• _DESCRIPTION OF THE TASK_
Gather each line containing the string "但也要看到" from these entries.

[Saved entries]
━━━━━━━━

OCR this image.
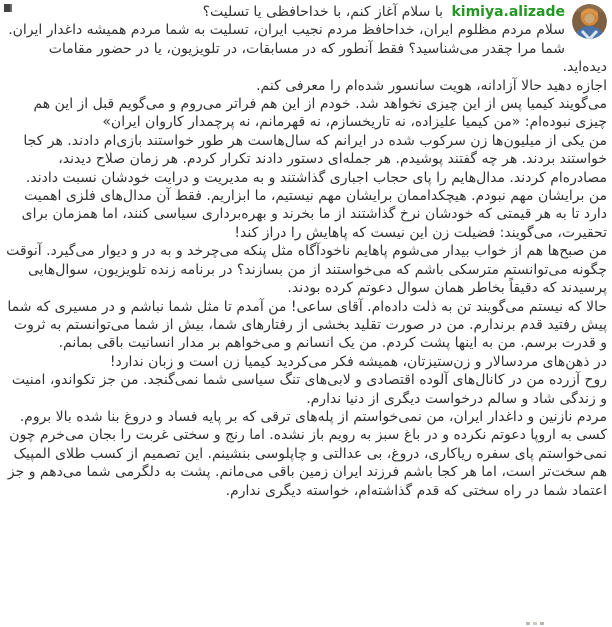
kimiya.alizade با سلام آغاز کنم، با خداحافظی یا تسلیت؟

سلام مردم مظلوم ایران، خداحافظ مردم نجیب ایران، تسلیت به شما مردم همیشه داغدار ایران.

شما مرا چقدر می‌شناسید؟ فقط آنطور که در مسابقات، در تلویزیون، یا در حضور مقامات دیده‌اید.

اجازه دهید حالا آزادانه، هویت سانسور شده‌ام را معرفی کنم.

می‌گویند کیمیا پس از این چیزی نخواهد شد. خودم از این هم فراتر می‌روم و می‌گویم قبل از این هم چیزی نبوده‌ام: «من کیمیا علیزاده، نه تاریخسازم، نه قهرمانم، نه پرچمدار کاروان ایران»

من یکی از میلیون‌ها زن سرکوب شده در ایرانم که سال‌هاست هر طور خواستند بازی‌ام دادند. هر کجا خواستند بردند. هر چه گفتند پوشیدم. هر جمله‌ای دستور دادند تکرار کردم. هر زمان صلاح دیدند، مصادره‌ام کردند. مدال‌هایم را پای حجاب اجباری گذاشتند و به مدیریت و درایت خودشان نسبت دادند.

من برایشان مهم نبودم. هیچکداممان برایشان مهم نیستیم، ما ابزاریم. فقط آن مدال‌های فلزی اهمیت دارد تا به هر قیمتی که خودشان نرخ گذاشتند از ما بخرند و بهره‌برداری سیاسی کنند، اما همزمان برای تحقیرت، می‌گویند: فضیلت زن این نیست که پاهایش را دراز کند!

من صبح‌ها هم از خواب بیدار می‌شوم پاهایم ناخودآگاه مثل پنکه می‌چرخد و به در و دیوار می‌گیرد. آنوقت چگونه می‌توانستم مترسکی باشم که می‌خواستند از من بسازند؟ در برنامه زنده تلویزیون، سوال‌هایی پرسیدند که دقیقاً بخاطر همان سوال دعوتم کرده بودند.

حالا که نیستم می‌گویند تن به ذلت داده‌ام. آقای ساعی! من آمدم تا مثل شما نباشم و در مسیری که شما پیش رفتید قدم برندارم. من در صورت تقلید بخشی از رفتارهای شما، بیش از شما می‌توانستم به ثروت و قدرت برسم. من به اینها پشت کردم. من یک انسانم و می‌خواهم بر مدار انسانیت باقی بمانم.

در ذهن‌های مردسالار و زن‌ستیزتان، همیشه فکر می‌کردید کیمیا زن است و زبان ندارد!

روح آزرده من در کانال‌های آلوده اقتصادی و لابی‌های تنگ سیاسی شما نمی‌گنجد. من جز تکواندو، امنیت و زندگی شاد و سالم درخواست دیگری از دنیا ندارم.

مردم نازنین و داغدار ایران، من نمی‌خواستم از پله‌های ترقی که بر پایه فساد و دروغ بنا شده بالا بروم.

کسی به اروپا دعوتم نکرده و در باغ سبز به رویم باز نشده. اما رنج و سختی غربت را بجان می‌خرم چون نمی‌خواستم پای سفره ریاکاری، دروغ، بی عدالتی و چاپلوسی بنشینم. این تصمیم از کسب طلای المپیک هم سخت‌تر است، اما هر کجا باشم فرزند ایران زمین باقی می‌مانم. پشت به دلگرمی شما می‌دهم و جز اعتماد شما در راه سختی که قدم گذاشته‌ام، خواسته دیگری ندارم.
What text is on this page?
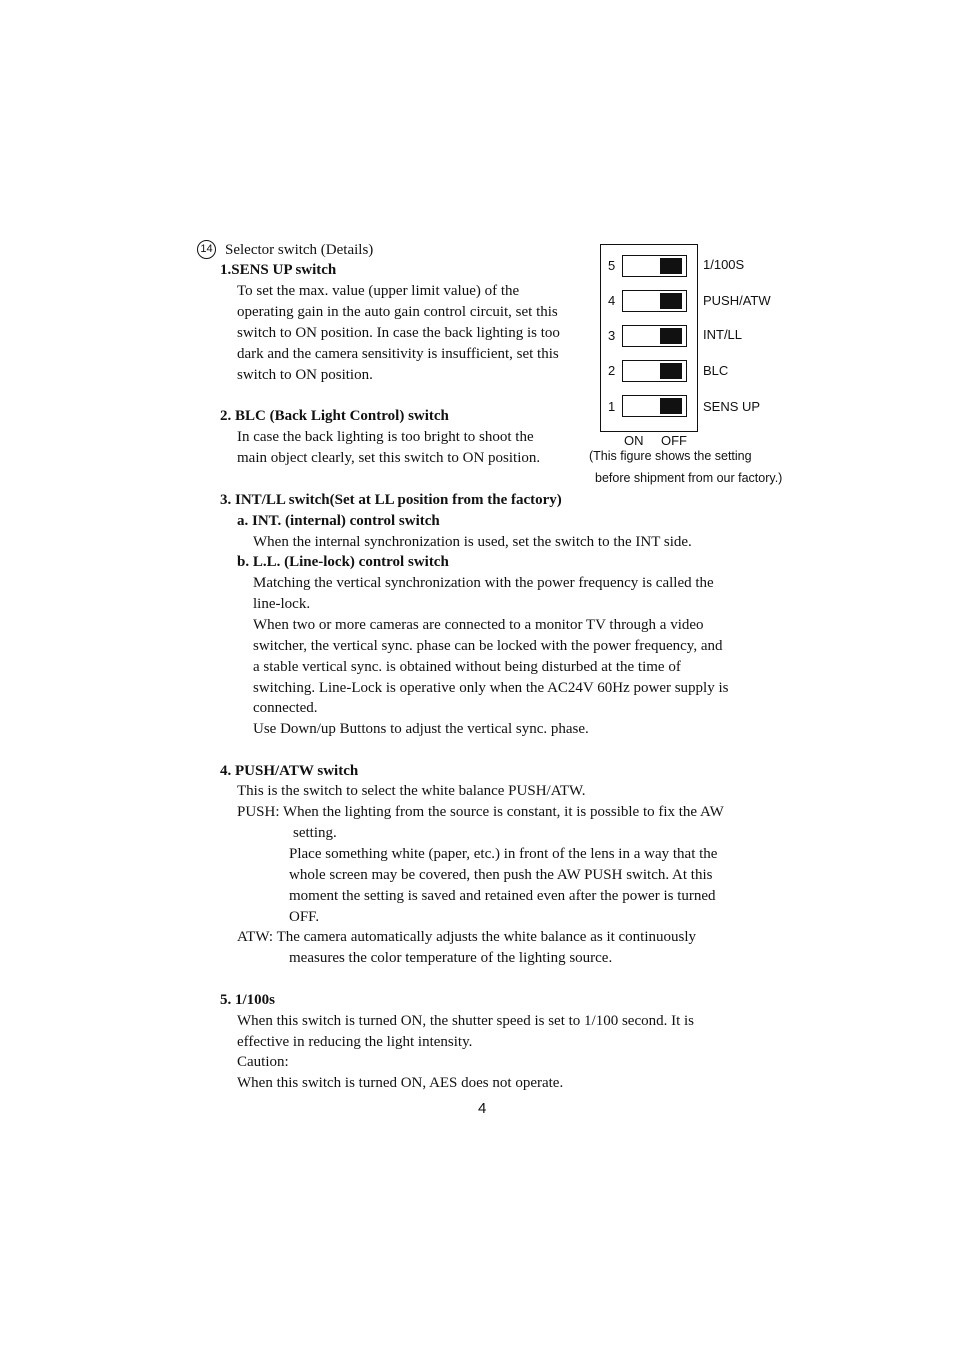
14 Selector switch (Details)
1.SENS UP switch
To set the max. value (upper limit value) of the
operating gain in the auto gain control circuit, set this
switch to ON position. In case the back lighting is too
dark and the camera sensitivity is insufficient, set this
switch to ON position.
2. BLC (Back Light Control) switch
In case the back lighting is too bright to shoot the
main object clearly, set this switch to ON position.
5
4
3
2
1
1/100S
PUSH/ATW
INT/LL
BLC
SENS UP
ON OFF
(This figure shows the setting
before shipment from our factory.)
3. INT/LL switch(Set at LL position from the factory)
a. INT. (internal) control switch
When the internal synchronization is used, set the switch to the INT side.
b. L.L. (Line-lock) control switch
Matching the vertical synchronization with the power frequency is called the
line-lock.
When two or more cameras are connected to a monitor TV through a video
switcher, the vertical sync. phase can be locked with the power frequency, and
a stable vertical sync. is obtained without being disturbed at the time of
switching. Line-Lock is operative only when the AC24V 60Hz power supply is
connected.
Use Down/up Buttons to adjust the vertical sync. phase.
4. PUSH/ATW switch
This is the switch to select the white balance PUSH/ATW.
PUSH: When the lighting from the source is constant, it is possible to fix the AW
setting.
Place something white (paper, etc.) in front of the lens in a way that the
whole screen may be covered, then push the AW PUSH switch. At this
moment the setting is saved and retained even after the power is turned
OFF.
ATW: The camera automatically adjusts the white balance as it continuously
measures the color temperature of the lighting source.
5. 1/100s
When this switch is turned ON, the shutter speed is set to 1/100 second. It is
effective in reducing the light intensity.
Caution:
When this switch is turned ON, AES does not operate.
4
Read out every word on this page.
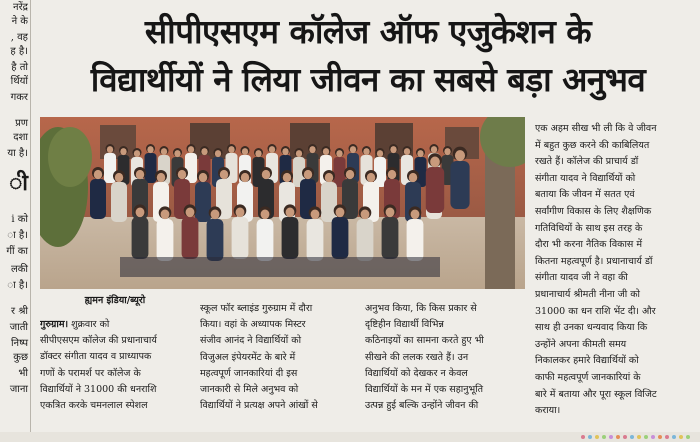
नरेंद्र
ने के
, वह
ह है।
है तो
र्थियों
गकर
प्रण
दशा
या है।
ी
i को
ा है।
गीं का
लकी
ा है।
र श्री
जाती
निष्प
कुछ
भी
जाना
सीपीएसएम कॉलेज ऑफ एजुकेशन के
विद्यार्थीयों ने लिया जीवन का सबसे बड़ा अनुभव
ह्यमन इंडिया/ब्यूरो
गुरुग्राम। शुक्रवार को
सीपीएसएम कॉलेज की प्रधानाचार्य
डॉक्टर संगीता यादव व प्राध्यापक
गणों के परामर्श पर कॉलेज के
विद्यार्थियों ने 31000 की धनराशि
एकत्रित करके चमनलाल स्पेशल
स्कूल फॉर ब्लाइंड गुरुग्राम में दौरा
किया। वहां के अध्यापक मिस्टर
संजीव आनंद ने विद्यार्थियों को
विजुअल इंपेयरमेंट के बारे में
महत्वपूर्ण जानकारियां दी इस
जानकारी से मिले अनुभव को
विद्यार्थियों ने प्रत्यक्ष अपने आंखों से
अनुभव किया, कि किस प्रकार से
दृष्टिहीन विद्यार्थी विभिन्न
कठिनाइयों का सामना करते हुए भी
सीखने की ललक रखते हैं। उन
विद्यार्थियों को देखकर न केवल
विद्यार्थियों के मन में एक सहानुभूति
उत्पन्न हुई बल्कि उन्होंने जीवन की
एक अहम सीख भी ली कि वे जीवन
में बहुत कुछ करने की काबिलियत
रखते हैं। कॉलेज की प्राचार्य डॉ
संगीता यादव ने विद्यार्थियों को
बताया कि जीवन में सतत एवं
सर्वांगीण विकास के लिए शैक्षणिक
गतिविधियों के साथ इस तरह के
दौरा भी करना नैतिक विकास में
कितना महत्वपूर्ण है। प्रधानाचार्य डॉ
संगीता यादव जी ने वहा की
प्रधानाचार्य श्रीमती नीना जी को
31000 का धन राशि भेंट दी। और
साथ ही उनका धन्यवाद किया कि
उन्होंने अपना कीमती समय
निकालकर हमारे विद्यार्थियों को
काफी महत्वपूर्ण जानकारियां के
बारे में बताया और पूरा स्कूल विजिट
कराया।
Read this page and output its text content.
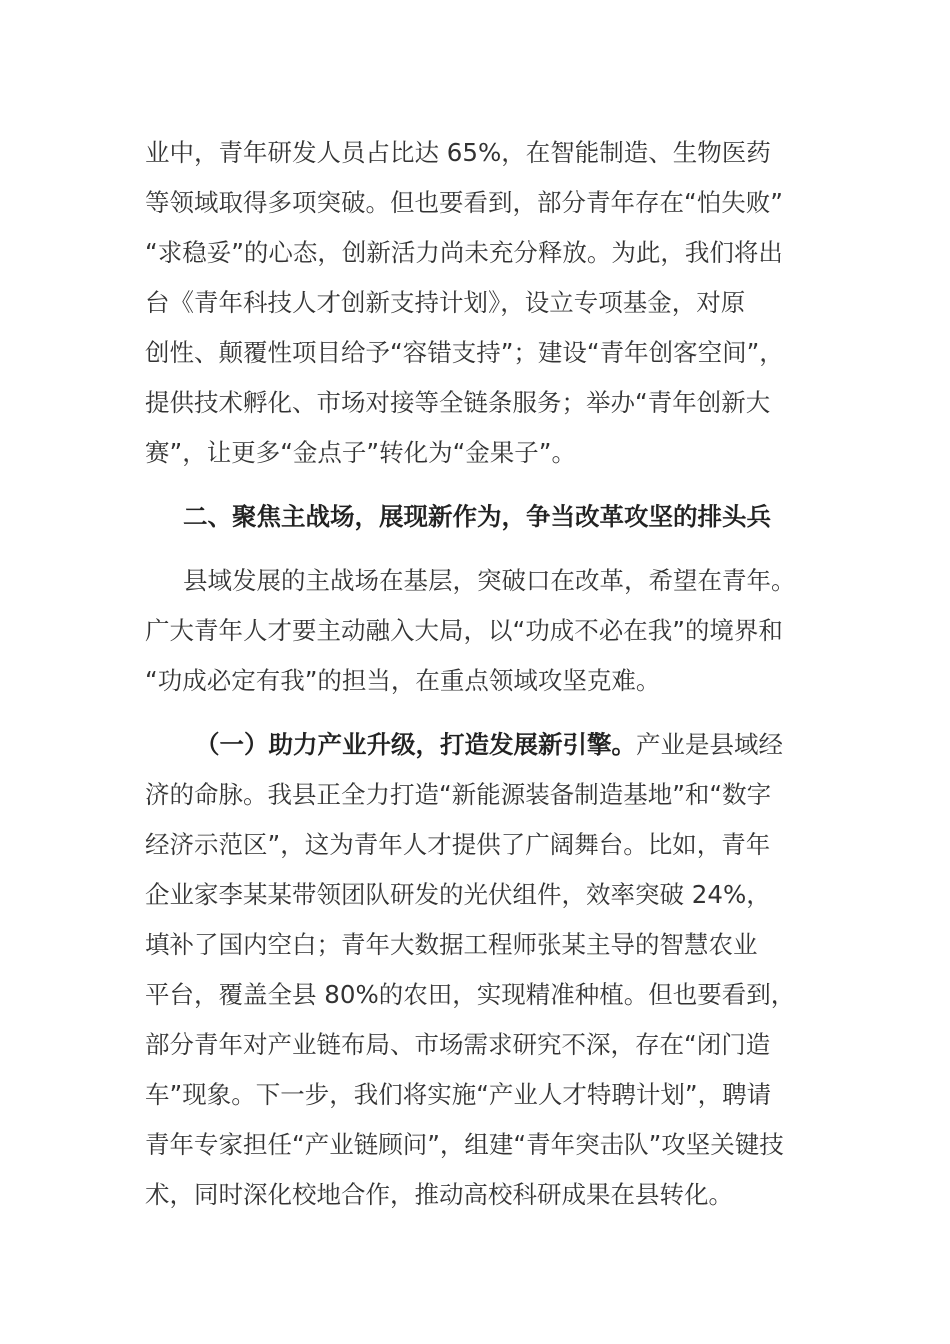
业中，青年研发人员占比达 65%，在智能制造、生物医药
等领域取得多项突破。但也要看到，部分青年存在“怕失败”
“求稳妥”的心态，创新活力尚未充分释放。为此，我们将出
台《青年科技人才创新支持计划》，设立专项基金，对原
创性、颠覆性项目给予“容错支持”；建设“青年创客空间”，
提供技术孵化、市场对接等全链条服务；举办“青年创新大
赛”，让更多“金点子”转化为“金果子”。
二、聚焦主战场，展现新作为，争当改革攻坚的排头兵
县域发展的主战场在基层，突破口在改革，希望在青年。
广大青年人才要主动融入大局，以“功成不必在我”的境界和
“功成必定有我”的担当，在重点领域攻坚克难。
（一）助力产业升级，打造发展新引擎。产业是县域经
济的命脉。我县正全力打造“新能源装备制造基地”和“数字
经济示范区”，这为青年人才提供了广阔舞台。比如，青年
企业家李某某带领团队研发的光伏组件，效率突破 24%，
填补了国内空白；青年大数据工程师张某主导的智慧农业
平台，覆盖全县 80%的农田，实现精准种植。但也要看到，
部分青年对产业链布局、市场需求研究不深，存在“闭门造
车”现象。下一步，我们将实施“产业人才特聘计划”，聘请
青年专家担任“产业链顾问”，组建“青年突击队”攻坚关键技
术，同时深化校地合作，推动高校科研成果在县转化。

━━━━━━━━

• _WRITTEN SOLUTION_
等领域取得多项突破。但也要看到，部分青年存在“怕失败”
平台，覆盖全县 80%的农田，实现精准种植。但也要看到，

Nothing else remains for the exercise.